> **Problem description**
Reproduce the records below exactly, leaving out any pictures.

> **Extracted material**
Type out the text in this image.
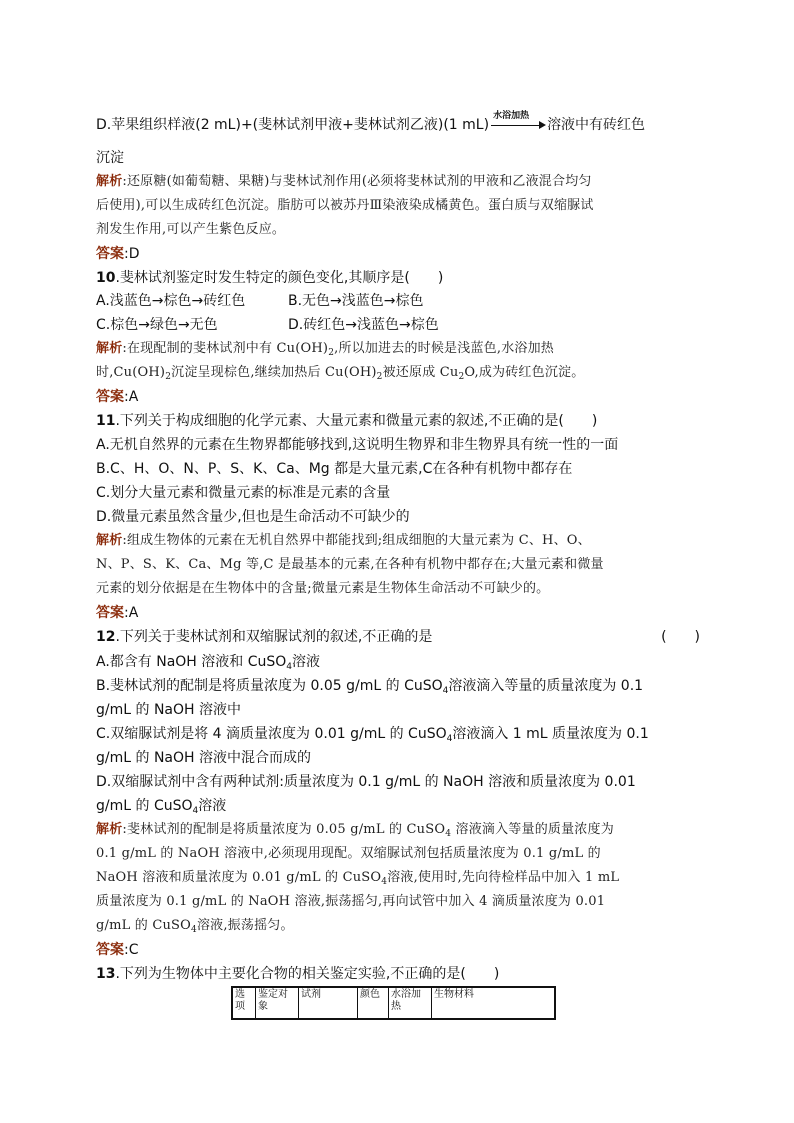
D.苹果组织样液(2 mL)+(斐林试剂甲液+斐林试剂乙液)(1 mL)
水浴加热
溶液中有砖红色
沉淀
解析:还原糖(如葡萄糖、果糖)与斐林试剂作用(必须将斐林试剂的甲液和乙液混合均匀
后使用),可以生成砖红色沉淀。脂肪可以被苏丹Ⅲ染液染成橘黄色。蛋白质与双缩脲试
剂发生作用,可以产生紫色反应。
答案:D
10.斐林试剂鉴定时发生特定的颜色变化,其顺序是(　　)
A.浅蓝色→棕色→砖红色	B.无色→浅蓝色→棕色
C.棕色→绿色→无色	D.砖红色→浅蓝色→棕色
解析:在现配制的斐林试剂中有 $Cu(OH)_2$,所以加进去的时候是浅蓝色,水浴加热
时$,Cu(OH)_2$沉淀呈现棕色,继续加热后 $Cu(OH)_2$被还原成 $Cu_2O$,成为砖红色沉淀。
答案:A
11.下列关于构成细胞的化学元素、大量元素和微量元素的叙述,不正确的是(　　)
A.无机自然界的元素在生物界都能够找到,这说明生物界和非生物界具有统一性的一面
B.C、H、O、N、P、S、K、Ca、Mg 都是大量元素,C在各种有机物中都存在
C.划分大量元素和微量元素的标准是元素的含量
D.微量元素虽然含量少,但也是生命活动不可缺少的
解析:组成生物体的元素在无机自然界中都能找到;组成细胞的大量元素为 C、H、O、
N、P、S、K、Ca、Mg 等,C 是最基本的元素,在各种有机物中都存在;大量元素和微量
元素的划分依据是在生物体中的含量;微量元素是生物体生命活动不可缺少的。
答案:A
12.下列关于斐林试剂和双缩脲试剂的叙述,不正确的是	(　　)
A.都含有 NaOH 溶液和 CuSO$_4$溶液
B.斐林试剂的配制是将质量浓度为 0.05 g/mL 的 CuSO$_4$溶液滴入等量的质量浓度为 0.1
g/mL 的 NaOH 溶液中
C.双缩脲试剂是将 4 滴质量浓度为 0.01 g/mL 的 CuSO$_4$溶液滴入 1 mL 质量浓度为 0.1
g/mL 的 NaOH 溶液中混合而成的
D.双缩脲试剂中含有两种试剂:质量浓度为 0.1 g/mL 的 NaOH 溶液和质量浓度为 0.01
g/mL 的 CuSO$_4$溶液
解析:斐林试剂的配制是将质量浓度为 0.05 g/mL 的 CuSO$_4$ 溶液滴入等量的质量浓度为
0.1 g/mL 的 NaOH 溶液中,必须现用现配。双缩脲试剂包括质量浓度为 0.1 g/mL 的
NaOH 溶液和质量浓度为 0.01 g/mL 的 CuSO$_4$溶液,使用时,先向待检样品中加入 1 mL
质量浓度为 0.1 g/mL 的 NaOH 溶液,振荡摇匀,再向试管中加入 4 滴质量浓度为 0.01
g/mL 的 CuSO$_4$溶液,振荡摇匀。
答案:C
13.下列为生物体中主要化合物的相关鉴定实验,不正确的是(　　)
选项	鉴定对象	试剂	颜色	水浴加热	生物材料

> **Complete answer**
Type out the text in this image.
D.苹果组织样液(2 mL)+(斐林试剂甲液+斐林试剂乙液)(1 mL)
水浴加热
溶液中有砖红色
沉淀
解析:还原糖(如葡萄糖、果糖)与斐林试剂作用(必须将斐林试剂的甲液和乙液混合均匀
后使用),可以生成砖红色沉淀。脂肪可以被苏丹Ⅲ染液染成橘黄色。蛋白质与双缩脲试
剂发生作用,可以产生紫色反应。
答案:D
10.斐林试剂鉴定时发生特定的颜色变化,其顺序是(　　)
A.浅蓝色→棕色→砖红色	B.无色→浅蓝色→棕色
C.棕色→绿色→无色	D.砖红色→浅蓝色→棕色
解析:在现配制的斐林试剂中有 $Cu(OH)_2$,所以加进去的时候是浅蓝色,水浴加热
时$,Cu(OH)_2$沉淀呈现棕色,继续加热后 $Cu(OH)_2$被还原成 $Cu_2O$,成为砖红色沉淀。
答案:A
11.下列关于构成细胞的化学元素、大量元素和微量元素的叙述,不正确的是(　　)
A.无机自然界的元素在生物界都能够找到,这说明生物界和非生物界具有统一性的一面
B.C、H、O、N、P、S、K、Ca、Mg 都是大量元素,C在各种有机物中都存在
C.划分大量元素和微量元素的标准是元素的含量
D.微量元素虽然含量少,但也是生命活动不可缺少的
解析:组成生物体的元素在无机自然界中都能找到;组成细胞的大量元素为 C、H、O、
N、P、S、K、Ca、Mg 等,C 是最基本的元素,在各种有机物中都存在;大量元素和微量
元素的划分依据是在生物体中的含量;微量元素是生物体生命活动不可缺少的。
答案:A
12.下列关于斐林试剂和双缩脲试剂的叙述,不正确的是	(　　)
A.都含有 NaOH 溶液和 CuSO$_4$溶液
B.斐林试剂的配制是将质量浓度为 0.05 g/mL 的 CuSO$_4$溶液滴入等量的质量浓度为 0.1
g/mL 的 NaOH 溶液中
C.双缩脲试剂是将 4 滴质量浓度为 0.01 g/mL 的 CuSO$_4$溶液滴入 1 mL 质量浓度为 0.1
g/mL 的 NaOH 溶液中混合而成的
D.双缩脲试剂中含有两种试剂:质量浓度为 0.1 g/mL 的 NaOH 溶液和质量浓度为 0.01
g/mL 的 CuSO$_4$溶液
解析:斐林试剂的配制是将质量浓度为 0.05 g/mL 的 CuSO$_4$ 溶液滴入等量的质量浓度为
0.1 g/mL 的 NaOH 溶液中,必须现用现配。双缩脲试剂包括质量浓度为 0.1 g/mL 的
NaOH 溶液和质量浓度为 0.01 g/mL 的 CuSO$_4$溶液,使用时,先向待检样品中加入 1 mL
质量浓度为 0.1 g/mL 的 NaOH 溶液,振荡摇匀,再向试管中加入 4 滴质量浓度为 0.01
g/mL 的 CuSO$_4$溶液,振荡摇匀。
答案:C
13.下列为生物体中主要化合物的相关鉴定实验,不正确的是(　　)
选项	鉴定对象	试剂	颜色	水浴加热	生物材料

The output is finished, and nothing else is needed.